- Exercise aim -
Present the following data again exactly as it is shown.

>>>

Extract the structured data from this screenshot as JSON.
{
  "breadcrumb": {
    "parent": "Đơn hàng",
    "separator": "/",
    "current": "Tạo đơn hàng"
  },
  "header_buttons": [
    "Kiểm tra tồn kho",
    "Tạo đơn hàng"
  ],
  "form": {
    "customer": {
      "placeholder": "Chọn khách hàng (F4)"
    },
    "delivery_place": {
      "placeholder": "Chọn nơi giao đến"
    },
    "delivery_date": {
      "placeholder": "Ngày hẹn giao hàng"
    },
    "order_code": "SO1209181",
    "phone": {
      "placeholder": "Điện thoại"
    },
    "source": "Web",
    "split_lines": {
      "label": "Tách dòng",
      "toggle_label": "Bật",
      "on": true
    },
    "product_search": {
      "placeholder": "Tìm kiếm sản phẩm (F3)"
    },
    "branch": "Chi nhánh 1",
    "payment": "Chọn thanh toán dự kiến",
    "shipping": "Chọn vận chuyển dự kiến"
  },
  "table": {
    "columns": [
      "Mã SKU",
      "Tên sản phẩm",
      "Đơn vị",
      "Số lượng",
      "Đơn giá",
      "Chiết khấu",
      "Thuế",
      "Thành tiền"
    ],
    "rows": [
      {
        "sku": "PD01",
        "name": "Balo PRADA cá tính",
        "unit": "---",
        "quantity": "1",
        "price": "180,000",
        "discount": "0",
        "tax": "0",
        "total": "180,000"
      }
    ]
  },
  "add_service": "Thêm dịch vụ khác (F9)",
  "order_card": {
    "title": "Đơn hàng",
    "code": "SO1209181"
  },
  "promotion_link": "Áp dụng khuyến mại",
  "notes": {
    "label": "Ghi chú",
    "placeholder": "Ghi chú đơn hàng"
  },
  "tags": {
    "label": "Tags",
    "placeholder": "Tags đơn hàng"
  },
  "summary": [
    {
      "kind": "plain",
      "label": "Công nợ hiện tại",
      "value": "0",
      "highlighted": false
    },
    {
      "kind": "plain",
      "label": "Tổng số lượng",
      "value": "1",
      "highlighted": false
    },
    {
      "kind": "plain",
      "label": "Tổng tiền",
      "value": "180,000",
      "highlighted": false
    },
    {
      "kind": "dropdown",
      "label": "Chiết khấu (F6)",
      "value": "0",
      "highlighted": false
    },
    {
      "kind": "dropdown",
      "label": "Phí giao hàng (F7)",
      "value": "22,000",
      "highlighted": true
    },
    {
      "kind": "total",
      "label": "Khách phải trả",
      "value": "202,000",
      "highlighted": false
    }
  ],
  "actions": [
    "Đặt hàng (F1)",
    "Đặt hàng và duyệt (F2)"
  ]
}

<<<

- Exercise result -
Extract the structured data from this screenshot as JSON.
{
  "breadcrumb": {
    "parent": "Đơn hàng",
    "separator": "/",
    "current": "Tạo đơn hàng"
  },
  "header_buttons": [
    "Kiểm tra tồn kho",
    "Tạo đơn hàng"
  ],
  "form": {
    "customer": {
      "placeholder": "Chọn khách hàng (F4)"
    },
    "delivery_place": {
      "placeholder": "Chọn nơi giao đến"
    },
    "delivery_date": {
      "placeholder": "Ngày hẹn giao hàng"
    },
    "order_code": "SO1209181",
    "phone": {
      "placeholder": "Điện thoại"
    },
    "source": "Web",
    "split_lines": {
      "label": "Tách dòng",
      "toggle_label": "Bật",
      "on": true
    },
    "product_search": {
      "placeholder": "Tìm kiếm sản phẩm (F3)"
    },
    "branch": "Chi nhánh 1",
    "payment": "Chọn thanh toán dự kiến",
    "shipping": "Chọn vận chuyển dự kiến"
  },
  "table": {
    "columns": [
      "Mã SKU",
      "Tên sản phẩm",
      "Đơn vị",
      "Số lượng",
      "Đơn giá",
      "Chiết khấu",
      "Thuế",
      "Thành tiền"
    ],
    "rows": [
      {
        "sku": "PD01",
        "name": "Balo PRADA cá tính",
        "unit": "---",
        "quantity": "1",
        "price": "180,000",
        "discount": "0",
        "tax": "0",
        "total": "180,000"
      }
    ]
  },
  "add_service": "Thêm dịch vụ khác (F9)",
  "order_card": {
    "title": "Đơn hàng",
    "code": "SO1209181"
  },
  "promotion_link": "Áp dụng khuyến mại",
  "notes": {
    "label": "Ghi chú",
    "placeholder": "Ghi chú đơn hàng"
  },
  "tags": {
    "label": "Tags",
    "placeholder": "Tags đơn hàng"
  },
  "summary": [
    {
      "kind": "plain",
      "label": "Công nợ hiện tại",
      "value": "0",
      "highlighted": false
    },
    {
      "kind": "plain",
      "label": "Tổng số lượng",
      "value": "1",
      "highlighted": false
    },
    {
      "kind": "plain",
      "label": "Tổng tiền",
      "value": "180,000",
      "highlighted": false
    },
    {
      "kind": "dropdown",
      "label": "Chiết khấu (F6)",
      "value": "0",
      "highlighted": false
    },
    {
      "kind": "dropdown",
      "label": "Phí giao hàng (F7)",
      "value": "22,000",
      "highlighted": true
    },
    {
      "kind": "total",
      "label": "Khách phải trả",
      "value": "202,000",
      "highlighted": false
    }
  ],
  "actions": [
    "Đặt hàng (F1)",
    "Đặt hàng và duyệt (F2)"
  ]
}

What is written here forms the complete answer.